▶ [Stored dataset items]
::::::
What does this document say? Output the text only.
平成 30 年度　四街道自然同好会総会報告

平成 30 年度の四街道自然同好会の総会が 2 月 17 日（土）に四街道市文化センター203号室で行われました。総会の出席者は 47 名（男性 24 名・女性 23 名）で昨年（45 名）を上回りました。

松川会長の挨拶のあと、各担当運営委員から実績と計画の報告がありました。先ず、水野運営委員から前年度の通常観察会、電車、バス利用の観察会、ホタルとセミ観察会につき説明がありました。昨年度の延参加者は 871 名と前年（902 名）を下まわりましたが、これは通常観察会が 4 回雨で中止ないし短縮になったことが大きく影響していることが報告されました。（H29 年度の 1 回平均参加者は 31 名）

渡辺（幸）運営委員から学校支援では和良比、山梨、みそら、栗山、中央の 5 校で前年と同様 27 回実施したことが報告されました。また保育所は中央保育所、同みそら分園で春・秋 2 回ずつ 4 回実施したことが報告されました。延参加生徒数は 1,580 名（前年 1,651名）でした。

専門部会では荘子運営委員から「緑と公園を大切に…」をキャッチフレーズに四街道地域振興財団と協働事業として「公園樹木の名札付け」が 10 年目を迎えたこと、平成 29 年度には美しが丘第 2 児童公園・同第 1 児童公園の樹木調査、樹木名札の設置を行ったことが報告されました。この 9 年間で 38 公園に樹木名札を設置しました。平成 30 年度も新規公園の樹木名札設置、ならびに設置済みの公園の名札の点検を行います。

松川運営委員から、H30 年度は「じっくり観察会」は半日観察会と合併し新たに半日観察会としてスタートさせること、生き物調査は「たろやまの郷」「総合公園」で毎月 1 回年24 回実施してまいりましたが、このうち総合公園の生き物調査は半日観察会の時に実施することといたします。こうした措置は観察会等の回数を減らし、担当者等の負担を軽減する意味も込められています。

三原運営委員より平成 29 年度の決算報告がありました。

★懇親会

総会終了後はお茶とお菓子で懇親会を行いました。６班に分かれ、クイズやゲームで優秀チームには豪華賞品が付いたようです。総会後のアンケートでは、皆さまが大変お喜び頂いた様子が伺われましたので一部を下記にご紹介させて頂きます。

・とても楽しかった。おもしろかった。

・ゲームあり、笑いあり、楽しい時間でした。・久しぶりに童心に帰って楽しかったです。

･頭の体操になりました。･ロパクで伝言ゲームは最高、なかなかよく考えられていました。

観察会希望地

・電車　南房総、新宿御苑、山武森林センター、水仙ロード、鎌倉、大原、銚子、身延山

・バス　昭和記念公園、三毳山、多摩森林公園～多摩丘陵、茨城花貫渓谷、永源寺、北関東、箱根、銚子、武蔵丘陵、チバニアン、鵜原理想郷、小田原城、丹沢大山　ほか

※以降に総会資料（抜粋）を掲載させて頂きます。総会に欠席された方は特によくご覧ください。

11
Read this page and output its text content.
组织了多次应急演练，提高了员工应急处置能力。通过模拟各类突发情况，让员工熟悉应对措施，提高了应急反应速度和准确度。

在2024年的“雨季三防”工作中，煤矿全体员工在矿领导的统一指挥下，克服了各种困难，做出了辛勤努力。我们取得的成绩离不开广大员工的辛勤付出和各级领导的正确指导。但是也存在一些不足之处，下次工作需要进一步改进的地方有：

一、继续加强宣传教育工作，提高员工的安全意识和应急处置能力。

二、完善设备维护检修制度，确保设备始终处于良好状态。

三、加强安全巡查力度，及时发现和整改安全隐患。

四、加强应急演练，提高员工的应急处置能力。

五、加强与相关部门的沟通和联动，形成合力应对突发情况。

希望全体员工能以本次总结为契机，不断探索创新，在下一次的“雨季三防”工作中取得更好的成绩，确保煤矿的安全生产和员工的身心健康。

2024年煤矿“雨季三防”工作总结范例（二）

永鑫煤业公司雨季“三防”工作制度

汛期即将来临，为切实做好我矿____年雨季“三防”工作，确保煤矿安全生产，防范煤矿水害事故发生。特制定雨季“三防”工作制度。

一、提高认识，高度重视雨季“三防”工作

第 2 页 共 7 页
::::::
Produce an exact copy of all the records.

▶ [Result for this exercise]
What does this document say? Output the text only.
平成 30 年度　四街道自然同好会総会報告

平成 30 年度の四街道自然同好会の総会が 2 月 17 日（土）に四街道市文化センター203号室で行われました。総会の出席者は 47 名（男性 24 名・女性 23 名）で昨年（45 名）を上回りました。

松川会長の挨拶のあと、各担当運営委員から実績と計画の報告がありました。先ず、水野運営委員から前年度の通常観察会、電車、バス利用の観察会、ホタルとセミ観察会につき説明がありました。昨年度の延参加者は 871 名と前年（902 名）を下まわりましたが、これは通常観察会が 4 回雨で中止ないし短縮になったことが大きく影響していることが報告されました。（H29 年度の 1 回平均参加者は 31 名）

渡辺（幸）運営委員から学校支援では和良比、山梨、みそら、栗山、中央の 5 校で前年と同様 27 回実施したことが報告されました。また保育所は中央保育所、同みそら分園で春・秋 2 回ずつ 4 回実施したことが報告されました。延参加生徒数は 1,580 名（前年 1,651名）でした。

専門部会では荘子運営委員から「緑と公園を大切に…」をキャッチフレーズに四街道地域振興財団と協働事業として「公園樹木の名札付け」が 10 年目を迎えたこと、平成 29 年度には美しが丘第 2 児童公園・同第 1 児童公園の樹木調査、樹木名札の設置を行ったことが報告されました。この 9 年間で 38 公園に樹木名札を設置しました。平成 30 年度も新規公園の樹木名札設置、ならびに設置済みの公園の名札の点検を行います。

松川運営委員から、H30 年度は「じっくり観察会」は半日観察会と合併し新たに半日観察会としてスタートさせること、生き物調査は「たろやまの郷」「総合公園」で毎月 1 回年24 回実施してまいりましたが、このうち総合公園の生き物調査は半日観察会の時に実施することといたします。こうした措置は観察会等の回数を減らし、担当者等の負担を軽減する意味も込められています。

三原運営委員より平成 29 年度の決算報告がありました。

★懇親会

総会終了後はお茶とお菓子で懇親会を行いました。６班に分かれ、クイズやゲームで優秀チームには豪華賞品が付いたようです。総会後のアンケートでは、皆さまが大変お喜び頂いた様子が伺われましたので一部を下記にご紹介させて頂きます。

・とても楽しかった。おもしろかった。

・ゲームあり、笑いあり、楽しい時間でした。・久しぶりに童心に帰って楽しかったです。

･頭の体操になりました。･ロパクで伝言ゲームは最高、なかなかよく考えられていました。

観察会希望地

・電車　南房総、新宿御苑、山武森林センター、水仙ロード、鎌倉、大原、銚子、身延山

・バス　昭和記念公園、三毳山、多摩森林公園～多摩丘陵、茨城花貫渓谷、永源寺、北関東、箱根、銚子、武蔵丘陵、チバニアン、鵜原理想郷、小田原城、丹沢大山　ほか

※以降に総会資料（抜粋）を掲載させて頂きます。総会に欠席された方は特によくご覧ください。

11
Read this page and output its text content.
组织了多次应急演练，提高了员工应急处置能力。通过模拟各类突发情况，让员工熟悉应对措施，提高了应急反应速度和准确度。

在2024年的“雨季三防”工作中，煤矿全体员工在矿领导的统一指挥下，克服了各种困难，做出了辛勤努力。我们取得的成绩离不开广大员工的辛勤付出和各级领导的正确指导。但是也存在一些不足之处，下次工作需要进一步改进的地方有：

一、继续加强宣传教育工作，提高员工的安全意识和应急处置能力。

二、完善设备维护检修制度，确保设备始终处于良好状态。

三、加强安全巡查力度，及时发现和整改安全隐患。

四、加强应急演练，提高员工的应急处置能力。

五、加强与相关部门的沟通和联动，形成合力应对突发情况。

希望全体员工能以本次总结为契机，不断探索创新，在下一次的“雨季三防”工作中取得更好的成绩，确保煤矿的安全生产和员工的身心健康。

2024年煤矿“雨季三防”工作总结范例（二）

永鑫煤业公司雨季“三防”工作制度

汛期即将来临，为切实做好我矿____年雨季“三防”工作，确保煤矿安全生产，防范煤矿水害事故发生。特制定雨季“三防”工作制度。

一、提高认识，高度重视雨季“三防”工作

第 2 页 共 7 页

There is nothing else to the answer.